**MATERIAL PROVIDED**

┏━━

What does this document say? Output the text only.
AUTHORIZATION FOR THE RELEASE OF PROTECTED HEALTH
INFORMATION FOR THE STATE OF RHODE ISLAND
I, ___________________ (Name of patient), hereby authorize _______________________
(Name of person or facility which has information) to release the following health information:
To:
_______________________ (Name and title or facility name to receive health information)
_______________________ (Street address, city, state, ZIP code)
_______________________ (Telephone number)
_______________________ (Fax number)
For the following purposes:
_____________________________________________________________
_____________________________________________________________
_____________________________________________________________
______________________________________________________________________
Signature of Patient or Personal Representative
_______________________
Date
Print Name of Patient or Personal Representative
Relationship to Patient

┗━━

**EXERCISE GOAL**
Every entry should be printed again exactly as written.

**THE OUTPUT**
What does this document say? Output the text only.
AUTHORIZATION FOR THE RELEASE OF PROTECTED HEALTH
INFORMATION FOR THE STATE OF RHODE ISLAND
I, ___________________ (Name of patient), hereby authorize _______________________
(Name of person or facility which has information) to release the following health information:
To:
_______________________ (Name and title or facility name to receive health information)
_______________________ (Street address, city, state, ZIP code)
_______________________ (Telephone number)
_______________________ (Fax number)
For the following purposes:
_____________________________________________________________
_____________________________________________________________
_____________________________________________________________
______________________________________________________________________
Signature of Patient or Personal Representative
_______________________
Date
Print Name of Patient or Personal Representative
Relationship to Patient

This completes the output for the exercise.